**STATED GOAL:**
Repeat the whole listing below, word for word.

**DATA SUPPLIED:**
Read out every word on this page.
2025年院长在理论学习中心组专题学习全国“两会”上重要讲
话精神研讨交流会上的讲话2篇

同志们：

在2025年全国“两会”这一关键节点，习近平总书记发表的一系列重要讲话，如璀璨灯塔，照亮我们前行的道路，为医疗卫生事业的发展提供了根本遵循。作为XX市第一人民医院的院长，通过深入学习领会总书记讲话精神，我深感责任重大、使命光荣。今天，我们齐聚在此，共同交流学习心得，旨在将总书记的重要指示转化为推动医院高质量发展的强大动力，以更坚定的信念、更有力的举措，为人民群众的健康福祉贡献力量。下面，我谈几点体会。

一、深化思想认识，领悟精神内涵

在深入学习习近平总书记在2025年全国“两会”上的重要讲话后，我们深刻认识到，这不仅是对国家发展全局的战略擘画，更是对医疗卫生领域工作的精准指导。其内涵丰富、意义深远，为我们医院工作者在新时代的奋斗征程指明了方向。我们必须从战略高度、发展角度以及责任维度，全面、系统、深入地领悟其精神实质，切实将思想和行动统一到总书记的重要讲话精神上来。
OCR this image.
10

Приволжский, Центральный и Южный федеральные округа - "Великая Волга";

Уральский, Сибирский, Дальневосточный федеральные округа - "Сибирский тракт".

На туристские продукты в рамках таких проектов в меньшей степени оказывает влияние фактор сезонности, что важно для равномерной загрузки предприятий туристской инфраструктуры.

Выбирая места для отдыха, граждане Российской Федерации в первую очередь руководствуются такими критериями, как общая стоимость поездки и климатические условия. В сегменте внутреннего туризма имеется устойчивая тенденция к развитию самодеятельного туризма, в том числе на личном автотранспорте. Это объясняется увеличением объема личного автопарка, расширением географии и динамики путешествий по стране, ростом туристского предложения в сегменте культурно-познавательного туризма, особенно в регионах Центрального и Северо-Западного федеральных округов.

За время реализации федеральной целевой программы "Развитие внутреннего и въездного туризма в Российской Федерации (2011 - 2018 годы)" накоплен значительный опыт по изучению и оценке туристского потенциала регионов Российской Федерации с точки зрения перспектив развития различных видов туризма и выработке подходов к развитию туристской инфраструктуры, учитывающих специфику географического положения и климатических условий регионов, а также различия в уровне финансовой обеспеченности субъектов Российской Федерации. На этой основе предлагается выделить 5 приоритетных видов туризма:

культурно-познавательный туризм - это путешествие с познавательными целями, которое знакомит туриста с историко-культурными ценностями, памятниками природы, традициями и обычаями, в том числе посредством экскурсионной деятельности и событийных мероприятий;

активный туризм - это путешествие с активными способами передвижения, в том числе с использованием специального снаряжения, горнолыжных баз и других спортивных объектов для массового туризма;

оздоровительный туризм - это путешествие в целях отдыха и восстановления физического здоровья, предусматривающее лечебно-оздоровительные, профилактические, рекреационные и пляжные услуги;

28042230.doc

**SOLUTION TO THIS PROBLEM:**
Read out every word on this page.
2025年院长在理论学习中心组专题学习全国“两会”上重要讲
话精神研讨交流会上的讲话2篇

同志们：

在2025年全国“两会”这一关键节点，习近平总书记发表的一系列重要讲话，如璀璨灯塔，照亮我们前行的道路，为医疗卫生事业的发展提供了根本遵循。作为XX市第一人民医院的院长，通过深入学习领会总书记讲话精神，我深感责任重大、使命光荣。今天，我们齐聚在此，共同交流学习心得，旨在将总书记的重要指示转化为推动医院高质量发展的强大动力，以更坚定的信念、更有力的举措，为人民群众的健康福祉贡献力量。下面，我谈几点体会。

一、深化思想认识，领悟精神内涵

在深入学习习近平总书记在2025年全国“两会”上的重要讲话后，我们深刻认识到，这不仅是对国家发展全局的战略擘画，更是对医疗卫生领域工作的精准指导。其内涵丰富、意义深远，为我们医院工作者在新时代的奋斗征程指明了方向。我们必须从战略高度、发展角度以及责任维度，全面、系统、深入地领悟其精神实质，切实将思想和行动统一到总书记的重要讲话精神上来。
OCR this image.
10

Приволжский, Центральный и Южный федеральные округа - "Великая Волга";

Уральский, Сибирский, Дальневосточный федеральные округа - "Сибирский тракт".

На туристские продукты в рамках таких проектов в меньшей степени оказывает влияние фактор сезонности, что важно для равномерной загрузки предприятий туристской инфраструктуры.

Выбирая места для отдыха, граждане Российской Федерации в первую очередь руководствуются такими критериями, как общая стоимость поездки и климатические условия. В сегменте внутреннего туризма имеется устойчивая тенденция к развитию самодеятельного туризма, в том числе на личном автотранспорте. Это объясняется увеличением объема личного автопарка, расширением географии и динамики путешествий по стране, ростом туристского предложения в сегменте культурно-познавательного туризма, особенно в регионах Центрального и Северо-Западного федеральных округов.

За время реализации федеральной целевой программы "Развитие внутреннего и въездного туризма в Российской Федерации (2011 - 2018 годы)" накоплен значительный опыт по изучению и оценке туристского потенциала регионов Российской Федерации с точки зрения перспектив развития различных видов туризма и выработке подходов к развитию туристской инфраструктуры, учитывающих специфику географического положения и климатических условий регионов, а также различия в уровне финансовой обеспеченности субъектов Российской Федерации. На этой основе предлагается выделить 5 приоритетных видов туризма:

культурно-познавательный туризм - это путешествие с познавательными целями, которое знакомит туриста с историко-культурными ценностями, памятниками природы, традициями и обычаями, в том числе посредством экскурсионной деятельности и событийных мероприятий;

активный туризм - это путешествие с активными способами передвижения, в том числе с использованием специального снаряжения, горнолыжных баз и других спортивных объектов для массового туризма;

оздоровительный туризм - это путешествие в целях отдыха и восстановления физического здоровья, предусматривающее лечебно-оздоровительные, профилактические, рекреационные и пляжные услуги;

28042230.doc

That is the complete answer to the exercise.